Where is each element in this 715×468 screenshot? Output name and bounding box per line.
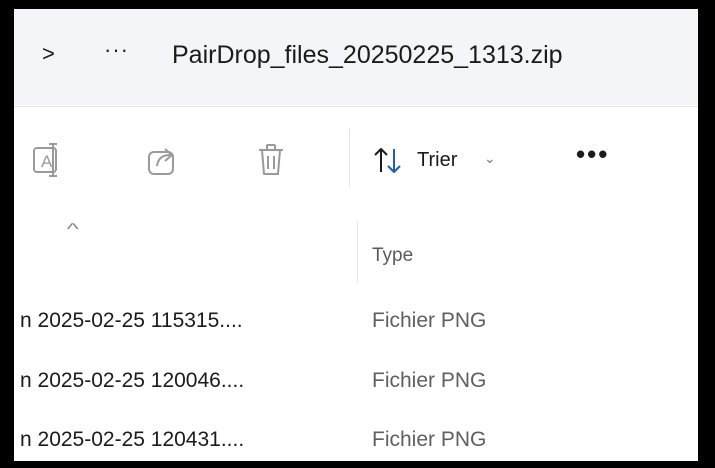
breadcrumb-more-button[interactable]: ··· [104, 37, 129, 63]
file-type: Fichier PNG [372, 428, 487, 451]
file-name[interactable]: n 2025-02-25 120431.... [20, 428, 244, 452]
column-divider[interactable] [357, 221, 358, 283]
file-row[interactable]: n 2025-02-25 120046.... Fichier PNG [14, 353, 698, 413]
rename-icon[interactable]: A [22, 140, 62, 180]
command-bar: A Trier ⌄ ••• [14, 106, 698, 213]
breadcrumb-current-folder[interactable]: PairDrop_files_20250225_1313.zip [172, 41, 563, 70]
column-header-row: ^ Type [14, 213, 698, 283]
address-bar[interactable]: > ··· PairDrop_files_20250225_1313.zip [14, 9, 698, 105]
sort-arrows-icon[interactable] [372, 145, 404, 177]
file-row[interactable]: n 2025-02-25 115315.... Fichier PNG [14, 293, 698, 353]
share-icon[interactable] [142, 140, 182, 180]
svg-text:A: A [41, 152, 53, 171]
file-type: Fichier PNG [372, 309, 487, 332]
sort-label[interactable]: Trier [417, 149, 457, 172]
column-header-type[interactable]: Type [372, 245, 413, 267]
file-explorer-window: > ··· PairDrop_files_20250225_1313.zip A [14, 9, 698, 461]
more-options-button[interactable]: ••• [576, 139, 609, 170]
file-name[interactable]: n 2025-02-25 115315.... [20, 309, 243, 333]
chevron-down-icon[interactable]: ⌄ [484, 150, 496, 167]
sort-ascending-caret-icon: ^ [66, 221, 79, 238]
delete-icon[interactable] [251, 140, 291, 180]
file-name[interactable]: n 2025-02-25 120046.... [20, 369, 244, 393]
file-row[interactable]: n 2025-02-25 120431.... Fichier PNG [14, 412, 698, 461]
toolbar-separator [349, 129, 350, 187]
file-type: Fichier PNG [372, 369, 487, 392]
breadcrumb-chevron[interactable]: > [42, 41, 55, 67]
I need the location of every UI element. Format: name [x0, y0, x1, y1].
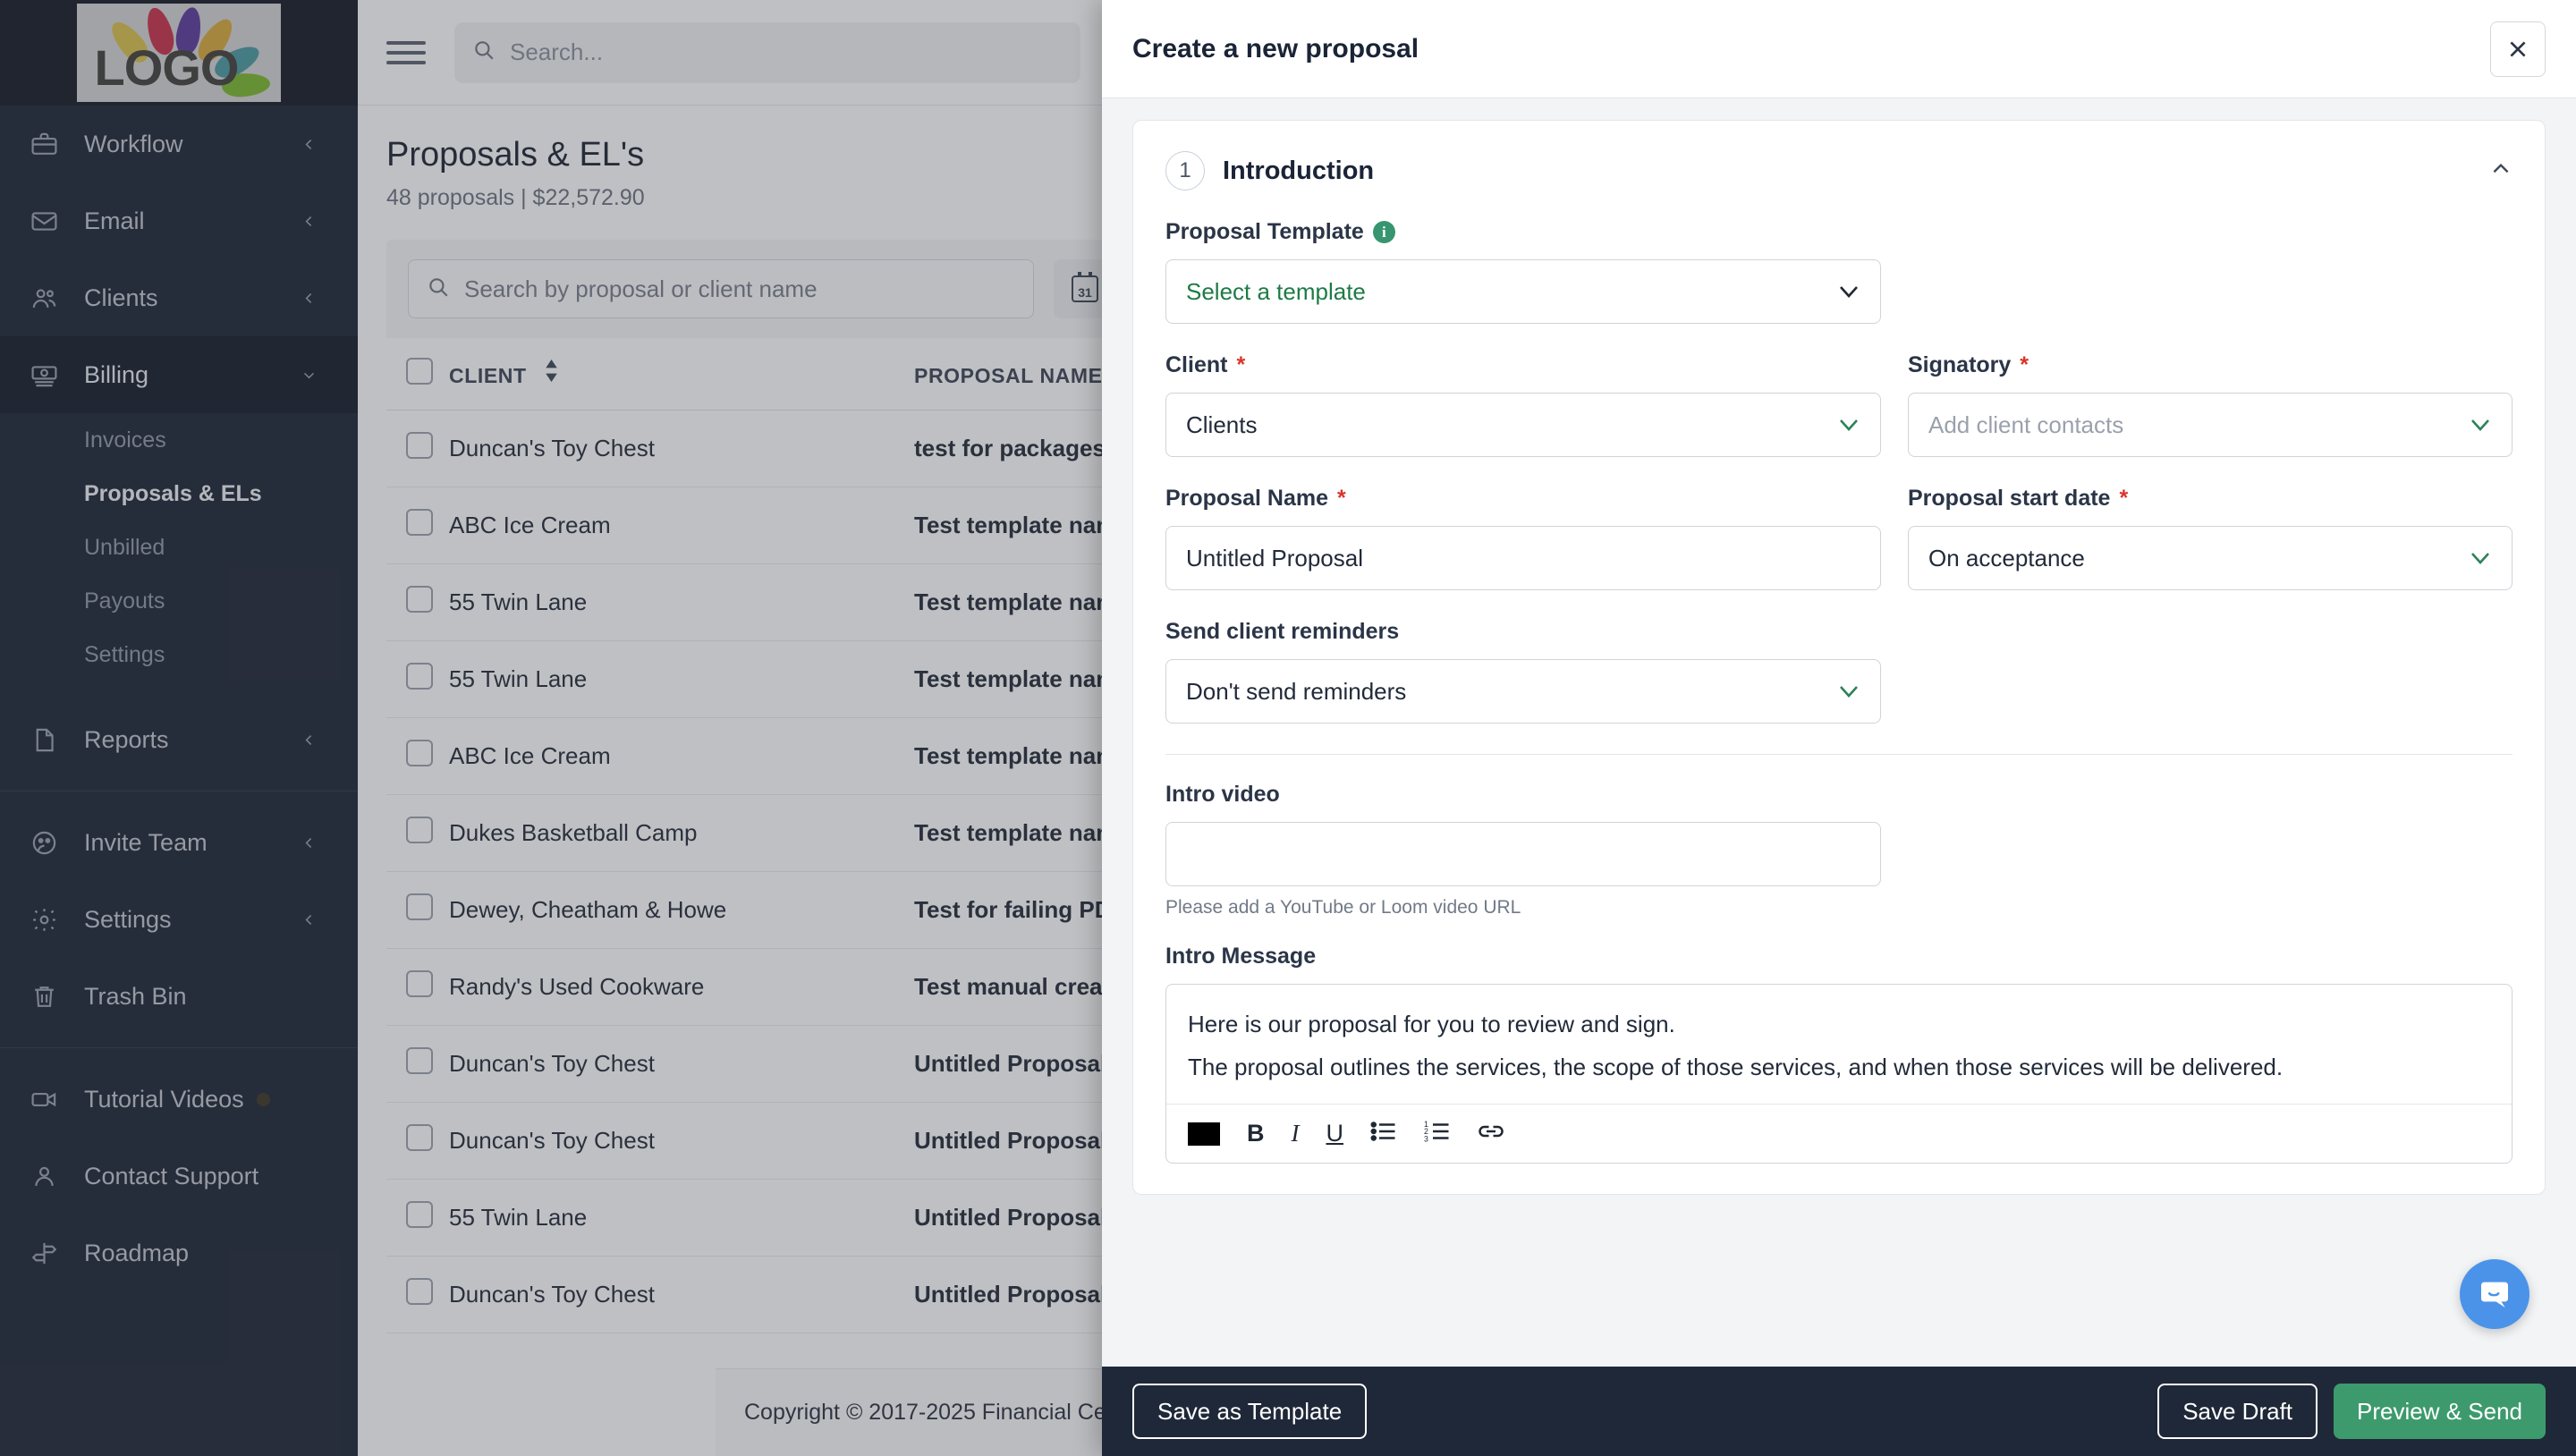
proposal-template-label-text: Proposal Template	[1165, 219, 1364, 244]
modal-footer-actions: Save Draft Preview & Send	[2157, 1384, 2546, 1439]
introduction-section-card: 1 Introduction Proposal Template i Selec…	[1132, 120, 2546, 1196]
proposal-template-select[interactable]: Select a template	[1165, 259, 1881, 324]
svg-text:3: 3	[1424, 1135, 1428, 1144]
modal-footer: Save as Template Save Draft Preview & Se…	[1102, 1367, 2576, 1456]
chevron-down-icon	[1837, 418, 1860, 432]
proposal-template-value: Select a template	[1186, 277, 1366, 305]
signatory-label: Signatory *	[1908, 352, 2512, 378]
proposal-template-label: Proposal Template i	[1165, 219, 2512, 245]
bold-button[interactable]: B	[1247, 1120, 1265, 1147]
required-marker: *	[1337, 486, 1346, 511]
proposal-name-label-text: Proposal Name	[1165, 486, 1329, 511]
link-icon[interactable]	[1478, 1120, 1504, 1147]
signatory-label-text: Signatory	[1908, 352, 2012, 377]
section-divider	[1165, 754, 2512, 755]
chevron-down-icon	[1837, 684, 1860, 698]
send-client-reminders-label: Send client reminders	[1165, 619, 2512, 645]
numbered-list-icon[interactable]: 123	[1424, 1120, 1451, 1147]
intro-message-editor[interactable]: Here is our proposal for you to review a…	[1165, 984, 2512, 1164]
required-marker: *	[2119, 486, 2129, 511]
client-select[interactable]: Clients	[1165, 393, 1881, 457]
intro-video-field-group: Intro video Please add a YouTube or Loom…	[1165, 782, 2512, 918]
proposal-template-field-group: Proposal Template i Select a template	[1165, 219, 2512, 324]
create-proposal-modal: Create a new proposal 1 Introduction Pro…	[1102, 0, 2576, 1456]
required-marker: *	[2020, 352, 2029, 377]
italic-button[interactable]: I	[1292, 1120, 1300, 1147]
name-date-row: Proposal Name * Untitled Proposal Proposa…	[1165, 486, 2512, 590]
send-client-reminders-value: Don't send reminders	[1186, 677, 1407, 705]
signatory-select[interactable]: Add client contacts	[1908, 393, 2512, 457]
proposal-start-date-field-group: Proposal start date * On acceptance	[1908, 486, 2512, 590]
intro-video-label-text: Intro video	[1165, 782, 1280, 807]
modal-body[interactable]: 1 Introduction Proposal Template i Selec…	[1102, 98, 2576, 1367]
proposal-start-date-value: On acceptance	[1928, 544, 2085, 571]
intro-message-label: Intro Message	[1165, 944, 2512, 969]
intro-message-field-group: Intro Message Here is our proposal for y…	[1165, 944, 2512, 1164]
client-value: Clients	[1186, 411, 1258, 438]
proposal-start-date-label: Proposal start date *	[1908, 486, 2512, 512]
send-client-reminders-select[interactable]: Don't send reminders	[1165, 659, 1881, 724]
client-field-group: Client * Clients	[1165, 352, 1881, 457]
proposal-start-date-label-text: Proposal start date	[1908, 486, 2111, 511]
client-label: Client *	[1165, 352, 1881, 378]
client-signatory-row: Client * Clients Signatory * Add client co…	[1165, 352, 2512, 457]
chat-launcher-button[interactable]	[2460, 1259, 2529, 1329]
modal-title: Create a new proposal	[1132, 33, 1419, 63]
signatory-placeholder: Add client contacts	[1928, 411, 2124, 438]
intro-message-paragraph: The proposal outlines the services, the …	[1188, 1053, 2284, 1080]
save-as-template-button[interactable]: Save as Template	[1132, 1384, 1368, 1439]
proposal-name-value: Untitled Proposal	[1186, 544, 1363, 571]
signatory-field-group: Signatory * Add client contacts	[1908, 352, 2512, 457]
required-marker: *	[1236, 352, 1246, 377]
intro-video-input[interactable]	[1165, 822, 1881, 886]
proposal-name-input[interactable]: Untitled Proposal	[1165, 526, 1881, 590]
proposal-name-field-group: Proposal Name * Untitled Proposal	[1165, 486, 1881, 590]
close-icon[interactable]	[2490, 21, 2546, 77]
chevron-up-icon[interactable]	[2489, 157, 2512, 185]
chevron-down-icon	[1837, 284, 1860, 299]
bulleted-list-icon[interactable]	[1370, 1120, 1397, 1147]
intro-video-label: Intro video	[1165, 782, 2512, 808]
info-icon[interactable]: i	[1372, 221, 1395, 243]
intro-video-hint: Please add a YouTube or Loom video URL	[1165, 897, 1521, 918]
underline-button[interactable]: U	[1326, 1120, 1344, 1147]
intro-message-toolbar: B I U 123	[1166, 1104, 2512, 1163]
section-title: Introduction	[1223, 156, 1375, 185]
client-label-text: Client	[1165, 352, 1228, 377]
send-client-reminders-field-group: Send client reminders Don't send reminde…	[1165, 619, 2512, 724]
chat-bubble-icon	[2481, 1282, 2508, 1308]
chevron-down-icon	[2469, 551, 2492, 565]
intro-message-label-text: Intro Message	[1165, 944, 1317, 969]
text-color-swatch-icon[interactable]	[1188, 1122, 1220, 1146]
chevron-down-icon	[2469, 418, 2492, 432]
proposal-start-date-select[interactable]: On acceptance	[1908, 526, 2512, 590]
send-client-reminders-label-text: Send client reminders	[1165, 619, 1400, 644]
introduction-section-header[interactable]: 1 Introduction	[1165, 151, 2512, 190]
save-draft-button[interactable]: Save Draft	[2157, 1384, 2318, 1439]
intro-message-content[interactable]: Here is our proposal for you to review a…	[1166, 985, 2512, 1104]
preview-and-send-button[interactable]: Preview & Send	[2334, 1384, 2546, 1439]
section-number-badge: 1	[1165, 151, 1205, 190]
modal-header: Create a new proposal	[1102, 0, 2576, 98]
intro-message-paragraph: Here is our proposal for you to review a…	[1188, 1011, 1675, 1037]
proposal-name-label: Proposal Name *	[1165, 486, 1881, 512]
logo-text: LOGO	[94, 39, 240, 96]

* [Required task]: Render the entries as a Markdown table with the columns Row and Line, starting at the line that contains "breadcrumb-more-button[interactable]: ··· [104, 37, 129, 63]" and ending at the line that contains "file-name[interactable]: n 2025-02-25 120046....". Number each row and leave out any blank lines.

* [Task answer]:
| Row | Line |
|---|---|
| 1 | breadcrumb-more-button[interactable]: ··· [104, 37, 129, 63] |
| 2 | file-type: Fichier PNG [372, 428, 487, 451] |
| 3 | file-name[interactable]: n 2025-02-25 120431.... [20, 428, 244, 452] |
| 4 | column-divider[interactable] [357, 221, 358, 283] |
| 5 | file-row[interactable]: n 2025-02-25 120046.... Fichier PNG [14, 353, 698, 413] |
| 6 | rename-icon[interactable]: A [22, 140, 62, 180] |
| 7 | command-bar: A Trier ⌄ ••• [14, 106, 698, 213] |
| 8 | breadcrumb-current-folder[interactable]: PairDrop_files_20250225_1313.zip [172, 41, 563, 70] |
| 9 | column-header-row: ^ Type [14, 213, 698, 283] |
| 10 | address-bar[interactable]: > ··· PairDrop_files_20250225_1313.zip [14, 9, 698, 105] |
| 11 | sort-arrows-icon[interactable] [372, 145, 404, 177] |
| 12 | file-row[interactable]: n 2025-02-25 115315.... Fichier PNG [14, 293, 698, 353] |
| 13 | share-icon[interactable] [142, 140, 182, 180] |
| 14 | svg-text:A: A [41, 152, 53, 171] |
| 15 | file-type: Fichier PNG [372, 309, 487, 332] |
| 16 | sort-label[interactable]: Trier [417, 149, 457, 172] |
| 17 | column-header-type[interactable]: Type [372, 245, 413, 267] |
| 18 | file-explorer-window: > ··· PairDrop_files_20250225_1313.zip A [14, 9, 698, 461] |
| 19 | more-options-button[interactable]: ••• [576, 139, 609, 170] |
| 20 | file-name[interactable]: n 2025-02-25 115315.... [20, 309, 243, 333] |
| 21 | chevron-down-icon[interactable]: ⌄ [484, 150, 496, 167] |
| 22 | sort-ascending-caret-icon: ^ [66, 221, 79, 238] |
| 23 | delete-icon[interactable] [251, 140, 291, 180] |
| 24 | file-name[interactable]: n 2025-02-25 120046.... [20, 369, 244, 393] |